**Task directions**
Copy out every line that contains the word "hànhkhách".

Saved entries
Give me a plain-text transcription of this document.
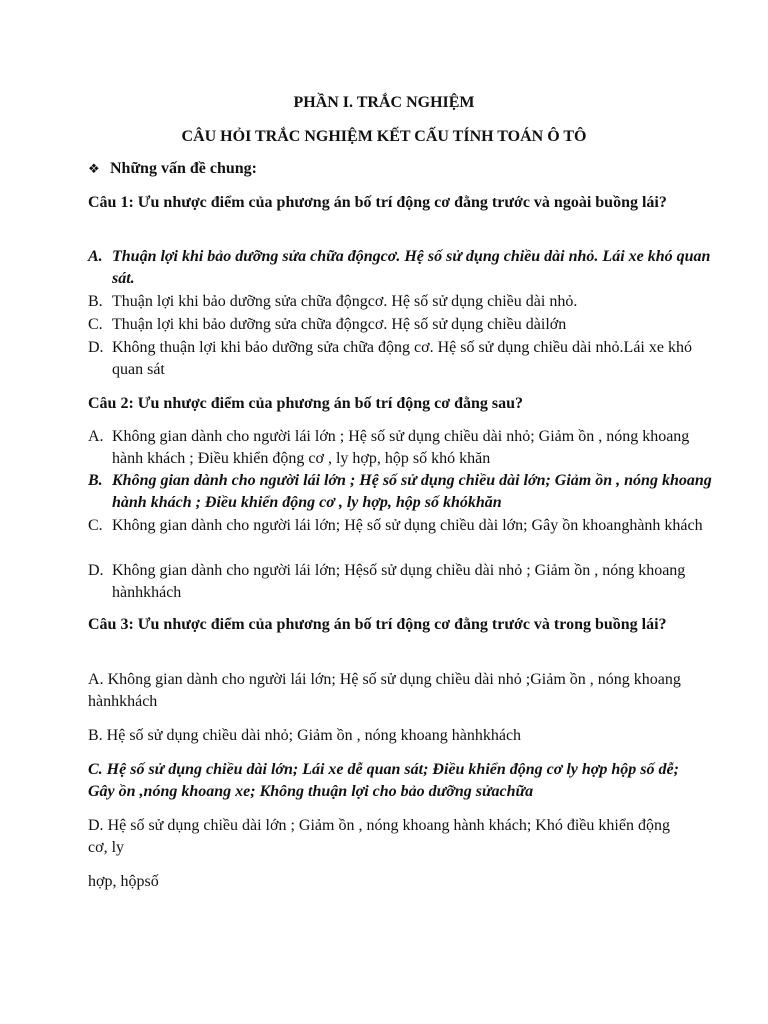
PHẦN I. TRẮC NGHIỆM
CÂU HỎI TRẮC NGHIỆM KẾT CẤU TÍNH TOÁN Ô TÔ
❖ Những vấn đề chung:

Câu 1: Ưu nhược điểm của phương án bố trí động cơ đằng trước và ngoài buồng lái?

A. Thuận lợi khi bảo dưỡng sửa chữa độngcơ. Hệ số sử dụng chiều dài nhỏ. Lái xe khó quan sát.
B. Thuận lợi khi bảo dưỡng sửa chữa độngcơ. Hệ số sử dụng chiều dài nhỏ.
C. Thuận lợi khi bảo dưỡng sửa chữa độngcơ. Hệ số sử dụng chiều dàilớn
D. Không thuận lợi khi bảo dưỡng sửa chữa động cơ. Hệ số sử dụng chiều dài nhỏ.Lái xe khó quan sát

Câu 2: Ưu nhược điểm của phương án bố trí động cơ đằng sau?

A. Không gian dành cho người lái lớn ; Hệ số sử dụng chiều dài nhỏ; Giảm ồn , nóng khoang hành khách ; Điều khiển động cơ , ly hợp, hộp số khó khăn
B. Không gian dành cho người lái lớn ; Hệ số sử dụng chiều dài lớn; Giảm ồn , nóng khoang hành khách ; Điều khiển động cơ , ly hợp, hộp số khókhăn
C. Không gian dành cho người lái lớn; Hệ số sử dụng chiều dài lớn; Gây ồn khoanghành khách
D. Không gian dành cho người lái lớn; Hệsố sử dụng chiều dài nhỏ ; Giảm ồn , nóng khoang hànhkhách

Câu 3: Ưu nhược điểm của phương án bố trí động cơ đằng trước và trong buồng lái?

A. Không gian dành cho người lái lớn; Hệ số sử dụng chiều dài nhỏ ;Giảm ồn , nóng khoang hànhkhách

B. Hệ số sử dụng chiều dài nhỏ; Giảm ồn , nóng khoang hànhkhách

C. Hệ số sử dụng chiều dài lớn; Lái xe dễ quan sát; Điều khiển động cơ ly hợp hộp số dễ; Gây ồn ,nóng khoang xe; Không thuận lợi cho bảo dưỡng sửachữa

D. Hệ số sử dụng chiều dài lớn ; Giảm ồn , nóng khoang hành khách; Khó điều khiển động cơ, ly

hợp, hộpsố
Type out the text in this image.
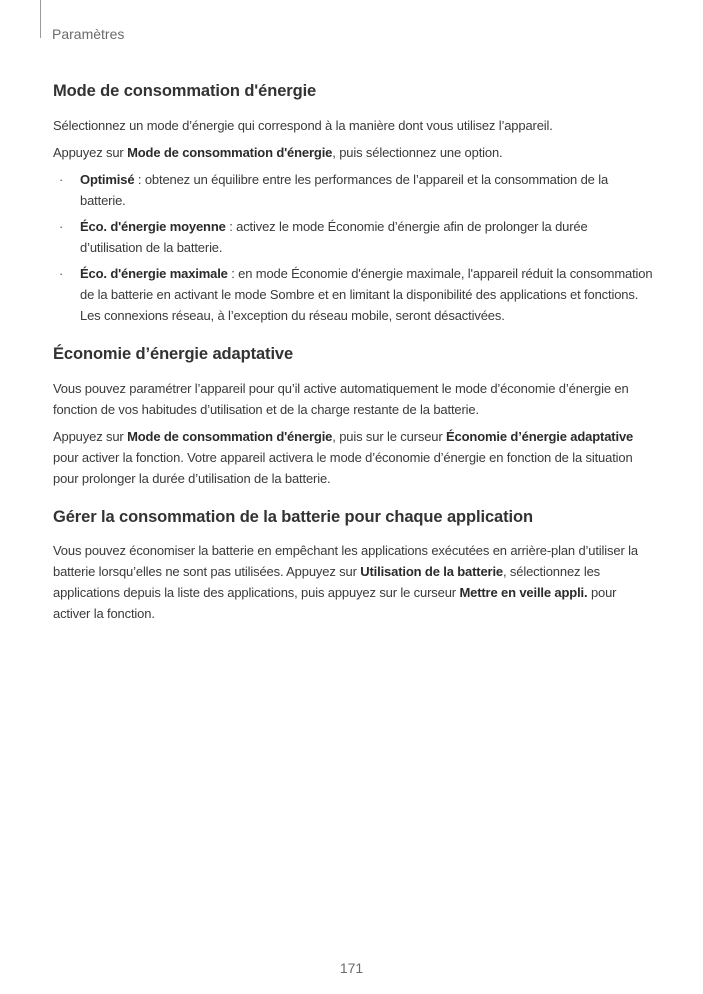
Paramètres
Mode de consommation d'énergie

Sélectionnez un mode d’énergie qui correspond à la manière dont vous utilisez l’appareil.

Appuyez sur Mode de consommation d'énergie, puis sélectionnez une option.

· Optimisé : obtenez un équilibre entre les performances de l’appareil et la consommation de la batterie.
· Éco. d'énergie moyenne : activez le mode Économie d’énergie afin de prolonger la durée d’utilisation de la batterie.
· Éco. d'énergie maximale : en mode Économie d'énergie maximale, l'appareil réduit la consommation de la batterie en activant le mode Sombre et en limitant la disponibilité des applications et fonctions. Les connexions réseau, à l’exception du réseau mobile, seront désactivées.
Économie d’énergie adaptative

Vous pouvez paramétrer l’appareil pour qu’il active automatiquement le mode d’économie d’énergie en fonction de vos habitudes d’utilisation et de la charge restante de la batterie.

Appuyez sur Mode de consommation d'énergie, puis sur le curseur Économie d’énergie adaptative pour activer la fonction. Votre appareil activera le mode d’économie d’énergie en fonction de la situation pour prolonger la durée d’utilisation de la batterie.

Gérer la consommation de la batterie pour chaque application

Vous pouvez économiser la batterie en empêchant les applications exécutées en arrière-plan d’utiliser la batterie lorsqu’elles ne sont pas utilisées. Appuyez sur Utilisation de la batterie, sélectionnez les applications depuis la liste des applications, puis appuyez sur le curseur Mettre en veille appli. pour activer la fonction.

171
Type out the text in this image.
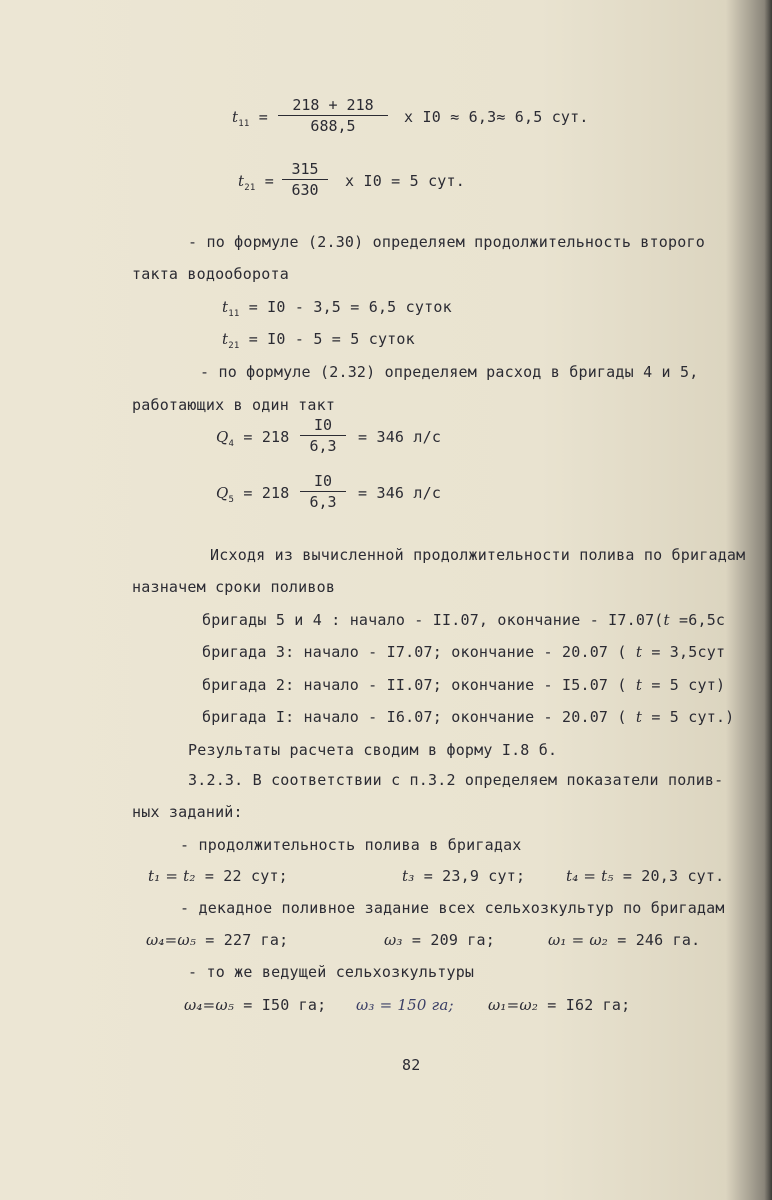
$t_{11} = \frac{218 + 218}{688,5}$ x I0 ≈ 6,3≈ 6,5 сут.
$t_{21} = \frac{315}{630}$ x I0 = 5 сут.
- по формуле (2.30) определяем продолжительность второго
такта водооборота
$t_{11} = I0 - 3,5 = 6,5$ суток
$t_{21} = I0 - 5 = 5$ суток
- по формуле (2.32) определяем расход в бригады 4 и 5,
работающих в один такт
$Q_4 = 218 \frac{I0}{6,3} = 346$ л/с
$Q_5 = 218 \frac{I0}{6,3} = 346$ л/с
Исходя из вычисленной продолжительности полива по бригадам
назначем сроки поливов
бригады 5 и 4 : начало - II.07, окончание - I7.07(t =6,5с
бригада 3: начало - I7.07; окончание - 20.07 ( t = 3,5сут
бригада 2: начало - II.07; окончание - I5.07 ( t = 5 сут)
бригада I: начало - I6.07; окончание - 20.07 ( t = 5 сут.)
Результаты расчета сводим в форму I.8 б.
3.2.3. В соответствии с п.3.2 определяем показатели полив-
ных заданий:
- продолжительность полива в бригадах
t₁ = t₂ = 22 сут;	t₃ = 23,9 сут;	t₄ = t₅ = 20,3 сут.
- декадное поливное задание всех сельхозкультур по бригадам
ω₄=ω₅ = 227 га;	ω₃ = 209 га;	ω₁ = ω₂ = 246 га.
- то же ведущей сельхозкультуры
ω₄=ω₅ = I50 га; ω₃ = 150 га; ω₁=ω₂ = I62 га;
82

**The solution**
D. Không gian dành cho người lái lớn; Hệsố sử dụng chiều dài nhỏ ; Giảm ồn , nóng khoang hànhkhách
A. Không gian dành cho người lái lớn; Hệ số sử dụng chiều dài nhỏ ;Giảm ồn , nóng khoang hànhkhách
B. Hệ số sử dụng chiều dài nhỏ; Giảm ồn , nóng khoang hànhkhách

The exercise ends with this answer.